* _Task objective_
Find the string "screenshot" in the records. Copy every line it appears in.

--- start of Extracted entries ---

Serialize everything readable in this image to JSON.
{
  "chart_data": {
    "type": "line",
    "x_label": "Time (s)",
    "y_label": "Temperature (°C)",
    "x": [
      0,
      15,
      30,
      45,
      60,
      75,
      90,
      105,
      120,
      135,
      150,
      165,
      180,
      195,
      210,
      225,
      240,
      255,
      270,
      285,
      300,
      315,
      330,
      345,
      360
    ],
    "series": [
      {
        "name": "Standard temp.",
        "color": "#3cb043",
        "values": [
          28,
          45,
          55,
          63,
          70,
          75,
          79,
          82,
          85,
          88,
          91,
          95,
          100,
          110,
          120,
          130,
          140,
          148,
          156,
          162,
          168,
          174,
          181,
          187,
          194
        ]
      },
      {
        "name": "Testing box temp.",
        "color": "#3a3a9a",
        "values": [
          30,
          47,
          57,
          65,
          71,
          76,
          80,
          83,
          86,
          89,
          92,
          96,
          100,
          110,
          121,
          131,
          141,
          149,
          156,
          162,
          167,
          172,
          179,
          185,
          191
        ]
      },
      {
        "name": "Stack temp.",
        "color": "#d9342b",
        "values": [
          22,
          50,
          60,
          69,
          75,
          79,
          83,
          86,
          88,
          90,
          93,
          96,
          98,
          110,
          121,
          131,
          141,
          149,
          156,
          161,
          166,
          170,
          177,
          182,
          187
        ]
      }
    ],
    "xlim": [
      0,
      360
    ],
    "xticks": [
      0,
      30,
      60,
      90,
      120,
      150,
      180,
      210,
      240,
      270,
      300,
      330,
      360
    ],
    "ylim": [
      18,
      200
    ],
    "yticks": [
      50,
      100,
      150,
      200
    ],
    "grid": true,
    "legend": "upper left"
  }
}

--- end of Extracted entries ---
--- start of Extracted entries ---

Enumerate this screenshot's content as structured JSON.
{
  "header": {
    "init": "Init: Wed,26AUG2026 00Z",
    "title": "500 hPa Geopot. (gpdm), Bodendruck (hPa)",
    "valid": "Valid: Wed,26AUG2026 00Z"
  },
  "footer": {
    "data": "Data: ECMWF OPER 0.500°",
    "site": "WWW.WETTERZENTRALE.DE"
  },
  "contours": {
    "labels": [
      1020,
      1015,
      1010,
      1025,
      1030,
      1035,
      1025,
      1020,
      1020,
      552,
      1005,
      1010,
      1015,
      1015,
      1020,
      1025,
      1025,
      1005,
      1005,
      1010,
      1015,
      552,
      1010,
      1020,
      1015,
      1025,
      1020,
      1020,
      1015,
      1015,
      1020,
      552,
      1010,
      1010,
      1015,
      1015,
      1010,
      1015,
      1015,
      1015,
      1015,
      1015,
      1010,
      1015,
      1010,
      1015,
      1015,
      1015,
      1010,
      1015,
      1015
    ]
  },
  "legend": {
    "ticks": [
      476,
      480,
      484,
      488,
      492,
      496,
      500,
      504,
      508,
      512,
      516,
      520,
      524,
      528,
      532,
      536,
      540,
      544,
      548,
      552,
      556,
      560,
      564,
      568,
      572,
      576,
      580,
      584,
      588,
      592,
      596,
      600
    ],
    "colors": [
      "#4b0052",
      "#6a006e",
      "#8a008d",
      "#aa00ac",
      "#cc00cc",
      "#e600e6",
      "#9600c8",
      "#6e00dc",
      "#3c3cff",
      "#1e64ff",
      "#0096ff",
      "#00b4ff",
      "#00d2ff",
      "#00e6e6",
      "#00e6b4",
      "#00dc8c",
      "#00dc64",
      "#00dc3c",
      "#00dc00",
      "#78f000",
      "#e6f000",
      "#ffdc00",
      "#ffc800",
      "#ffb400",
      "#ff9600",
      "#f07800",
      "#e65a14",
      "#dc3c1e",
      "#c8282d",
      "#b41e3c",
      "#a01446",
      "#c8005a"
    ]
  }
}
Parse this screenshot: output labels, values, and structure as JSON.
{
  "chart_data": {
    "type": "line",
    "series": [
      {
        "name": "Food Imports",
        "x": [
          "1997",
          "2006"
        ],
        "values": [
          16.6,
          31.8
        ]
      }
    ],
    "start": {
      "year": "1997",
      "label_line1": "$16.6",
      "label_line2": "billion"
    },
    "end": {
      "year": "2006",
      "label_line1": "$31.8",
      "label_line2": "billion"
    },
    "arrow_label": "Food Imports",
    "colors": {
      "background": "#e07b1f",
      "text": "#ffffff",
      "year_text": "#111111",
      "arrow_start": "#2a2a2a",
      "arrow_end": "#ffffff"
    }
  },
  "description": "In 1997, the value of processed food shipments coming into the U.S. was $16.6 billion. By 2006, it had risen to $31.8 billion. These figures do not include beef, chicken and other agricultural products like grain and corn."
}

--- end of Extracted entries ---

* _Task solution_
Enumerate this screenshot's content as structured JSON.
Parse this screenshot: output labels, values, and structure as JSON.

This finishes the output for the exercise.